**Do this:**
In the data below, find every line with the string "from" and pull it out.

------------------------------------------------

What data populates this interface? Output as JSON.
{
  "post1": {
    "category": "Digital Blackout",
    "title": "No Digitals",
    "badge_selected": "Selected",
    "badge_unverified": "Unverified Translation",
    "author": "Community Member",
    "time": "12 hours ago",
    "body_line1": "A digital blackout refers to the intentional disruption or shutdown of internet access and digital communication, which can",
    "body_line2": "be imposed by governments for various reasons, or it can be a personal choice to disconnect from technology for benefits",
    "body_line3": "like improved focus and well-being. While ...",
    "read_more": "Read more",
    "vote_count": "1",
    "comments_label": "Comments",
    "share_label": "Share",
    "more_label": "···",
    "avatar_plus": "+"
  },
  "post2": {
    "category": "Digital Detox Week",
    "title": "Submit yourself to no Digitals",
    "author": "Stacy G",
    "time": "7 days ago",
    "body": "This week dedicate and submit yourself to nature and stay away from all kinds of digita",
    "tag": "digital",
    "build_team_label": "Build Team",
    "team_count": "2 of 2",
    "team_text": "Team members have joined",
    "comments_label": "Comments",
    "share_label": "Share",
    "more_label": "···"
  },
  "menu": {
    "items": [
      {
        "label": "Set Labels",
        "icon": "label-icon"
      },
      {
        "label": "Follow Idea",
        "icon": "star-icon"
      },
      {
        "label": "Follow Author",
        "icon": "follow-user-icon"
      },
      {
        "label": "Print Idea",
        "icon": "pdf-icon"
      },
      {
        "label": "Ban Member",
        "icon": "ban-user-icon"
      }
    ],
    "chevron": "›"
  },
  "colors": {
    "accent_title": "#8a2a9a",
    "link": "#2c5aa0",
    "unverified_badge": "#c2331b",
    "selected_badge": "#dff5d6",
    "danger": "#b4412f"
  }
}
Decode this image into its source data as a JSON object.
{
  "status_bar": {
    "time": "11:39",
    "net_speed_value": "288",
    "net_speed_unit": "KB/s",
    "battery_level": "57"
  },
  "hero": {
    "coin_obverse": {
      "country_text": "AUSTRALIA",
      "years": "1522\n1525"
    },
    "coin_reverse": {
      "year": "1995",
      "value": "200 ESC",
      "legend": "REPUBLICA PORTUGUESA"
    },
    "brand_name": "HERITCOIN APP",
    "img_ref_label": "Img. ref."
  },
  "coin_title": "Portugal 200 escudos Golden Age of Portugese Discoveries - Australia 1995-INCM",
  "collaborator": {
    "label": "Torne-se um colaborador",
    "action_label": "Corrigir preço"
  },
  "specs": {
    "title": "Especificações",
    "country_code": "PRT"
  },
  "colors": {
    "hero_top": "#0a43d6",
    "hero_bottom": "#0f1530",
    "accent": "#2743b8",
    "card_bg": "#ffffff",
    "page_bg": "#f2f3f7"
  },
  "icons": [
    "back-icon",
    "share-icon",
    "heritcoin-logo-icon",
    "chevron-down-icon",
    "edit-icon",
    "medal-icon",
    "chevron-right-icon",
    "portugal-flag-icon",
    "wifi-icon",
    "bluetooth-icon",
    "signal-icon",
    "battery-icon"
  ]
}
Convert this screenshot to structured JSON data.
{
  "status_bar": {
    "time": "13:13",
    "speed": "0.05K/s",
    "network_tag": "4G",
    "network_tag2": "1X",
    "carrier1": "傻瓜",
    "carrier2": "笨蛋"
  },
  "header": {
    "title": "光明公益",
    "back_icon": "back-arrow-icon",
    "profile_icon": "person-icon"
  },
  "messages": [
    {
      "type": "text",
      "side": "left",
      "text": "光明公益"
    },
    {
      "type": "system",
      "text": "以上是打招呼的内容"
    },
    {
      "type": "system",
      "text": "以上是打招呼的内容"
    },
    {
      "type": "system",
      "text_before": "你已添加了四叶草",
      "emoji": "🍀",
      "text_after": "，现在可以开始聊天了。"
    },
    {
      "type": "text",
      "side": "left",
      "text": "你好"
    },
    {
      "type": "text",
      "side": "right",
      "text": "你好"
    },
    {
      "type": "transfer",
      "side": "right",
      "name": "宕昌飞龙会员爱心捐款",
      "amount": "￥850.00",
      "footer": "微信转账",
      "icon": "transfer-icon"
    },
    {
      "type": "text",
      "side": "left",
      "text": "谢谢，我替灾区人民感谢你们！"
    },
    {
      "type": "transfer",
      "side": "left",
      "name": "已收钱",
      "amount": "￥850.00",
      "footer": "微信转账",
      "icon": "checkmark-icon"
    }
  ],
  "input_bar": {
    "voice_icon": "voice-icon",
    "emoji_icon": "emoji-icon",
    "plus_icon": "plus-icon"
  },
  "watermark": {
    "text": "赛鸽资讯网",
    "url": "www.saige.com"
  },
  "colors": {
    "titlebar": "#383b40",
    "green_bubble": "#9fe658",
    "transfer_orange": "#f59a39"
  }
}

------------------------------------------------

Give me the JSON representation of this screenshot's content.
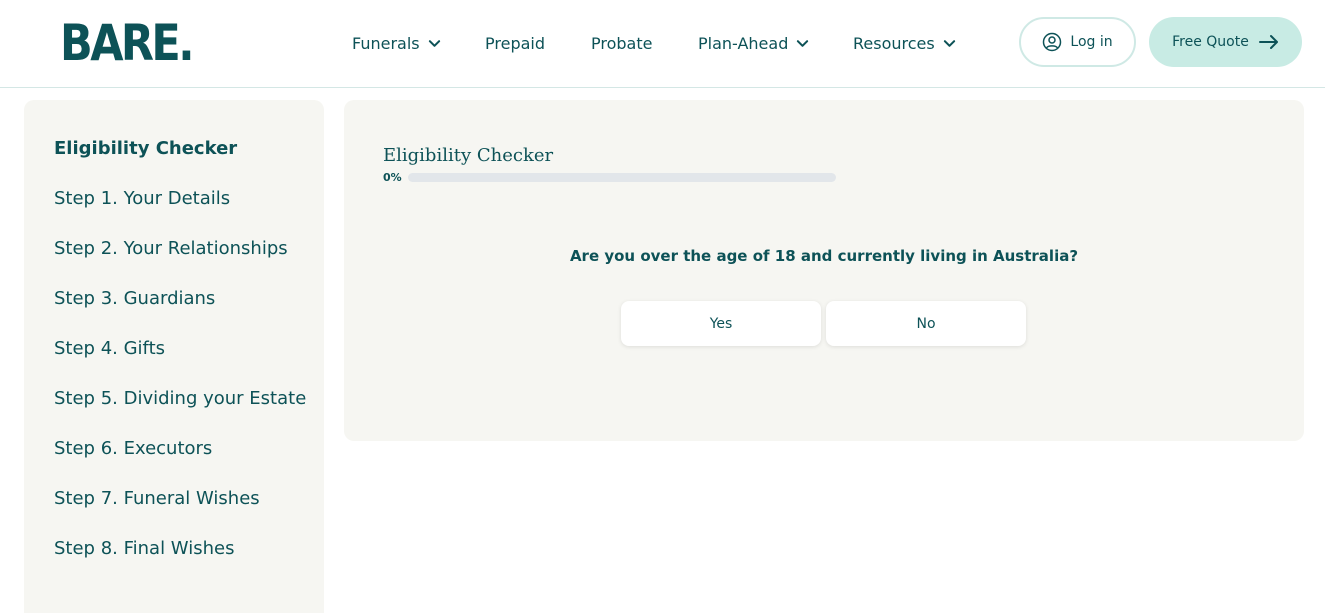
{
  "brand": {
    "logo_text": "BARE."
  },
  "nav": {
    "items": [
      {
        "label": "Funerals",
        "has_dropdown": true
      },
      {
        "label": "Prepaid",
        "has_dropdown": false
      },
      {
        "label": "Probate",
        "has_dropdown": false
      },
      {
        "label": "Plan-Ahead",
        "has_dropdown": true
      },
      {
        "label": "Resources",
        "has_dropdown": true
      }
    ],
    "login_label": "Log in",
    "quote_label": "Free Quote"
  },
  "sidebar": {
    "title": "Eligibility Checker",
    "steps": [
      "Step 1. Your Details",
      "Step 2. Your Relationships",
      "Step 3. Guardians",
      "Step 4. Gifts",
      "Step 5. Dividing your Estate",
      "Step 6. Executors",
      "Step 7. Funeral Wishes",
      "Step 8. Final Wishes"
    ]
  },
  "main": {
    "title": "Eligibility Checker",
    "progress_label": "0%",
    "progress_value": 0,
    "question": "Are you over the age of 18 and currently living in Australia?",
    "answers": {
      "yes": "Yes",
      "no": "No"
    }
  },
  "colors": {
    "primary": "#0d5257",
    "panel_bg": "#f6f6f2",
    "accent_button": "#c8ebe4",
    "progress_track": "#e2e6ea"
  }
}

------------------------------------------------

**Complete output:**
    "body_line2": "be imposed by governments for various reasons, or it can be a personal choice to disconnect from technology for benefits",
    "body": "This week dedicate and submit yourself to nature and stay away from all kinds of digita",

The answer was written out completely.